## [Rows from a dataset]
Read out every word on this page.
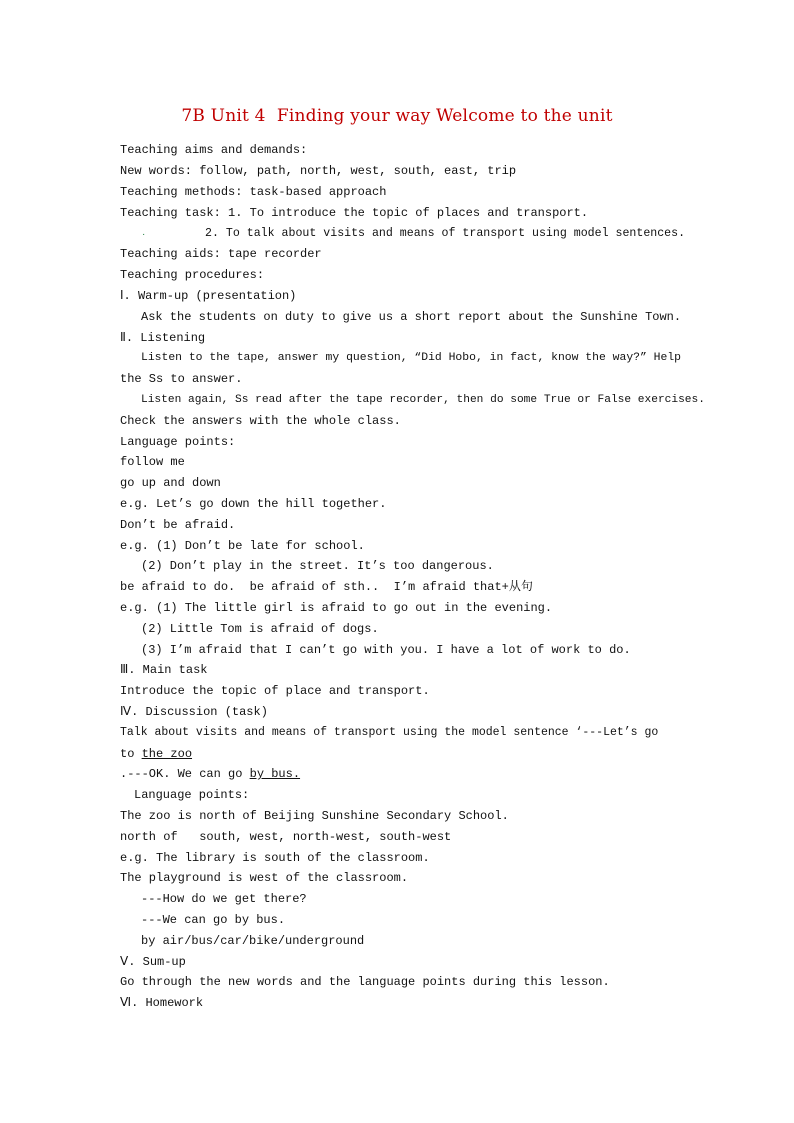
7B Unit 4  Finding your way Welcome to the unit
Teaching aims and demands:
New words: follow, path, north, west, south, east, trip
Teaching methods: task-based approach
Teaching task: 1. To introduce the topic of places and transport.
·	2. To talk about visits and means of transport using model sentences.
Teaching aids: tape recorder
Teaching procedures:
Ⅰ. Warm-up (presentation)
Ask the students on duty to give us a short report about the Sunshine Town.
Ⅱ. Listening
Listen to the tape, answer my question, “Did Hobo, in fact, know the way?” Help
the Ss to answer.
Listen again, Ss read after the tape recorder, then do some True or False exercises.
Check the answers with the whole class.
Language points:
follow me
go up and down
e.g. Let’s go down the hill together.
Don’t be afraid.
e.g. (1) Don’t be late for school.
(2) Don’t play in the street. It’s too dangerous.
be afraid to do.  be afraid of sth..  I’m afraid that+从句
e.g. (1) The little girl is afraid to go out in the evening.
(2) Little Tom is afraid of dogs.
(3) I’m afraid that I can’t go with you. I have a lot of work to do.
Ⅲ. Main task
Introduce the topic of place and transport.
Ⅳ. Discussion (task)
Talk about visits and means of transport using the model sentence ‘---Let’s go
to the zoo
.---OK. We can go by bus.
Language points:
The zoo is north of Beijing Sunshine Secondary School.
north of   south, west, north-west, south-west
e.g. The library is south of the classroom.
The playground is west of the classroom.
---How do we get there?
---We can go by bus.
by air/bus/car/bike/underground
Ⅴ. Sum-up
Go through the new words and the language points during this lesson.
Ⅵ. Homework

## [Exercise prompt]
Identify the lines above that contain the word "tape", then copy them.

## [Complete output]
Teaching aids: tape recorder
Listen to the tape, answer my question, “Did Hobo, in fact, know the way?” Help
Listen again, Ss read after the tape recorder, then do some True or False exercises.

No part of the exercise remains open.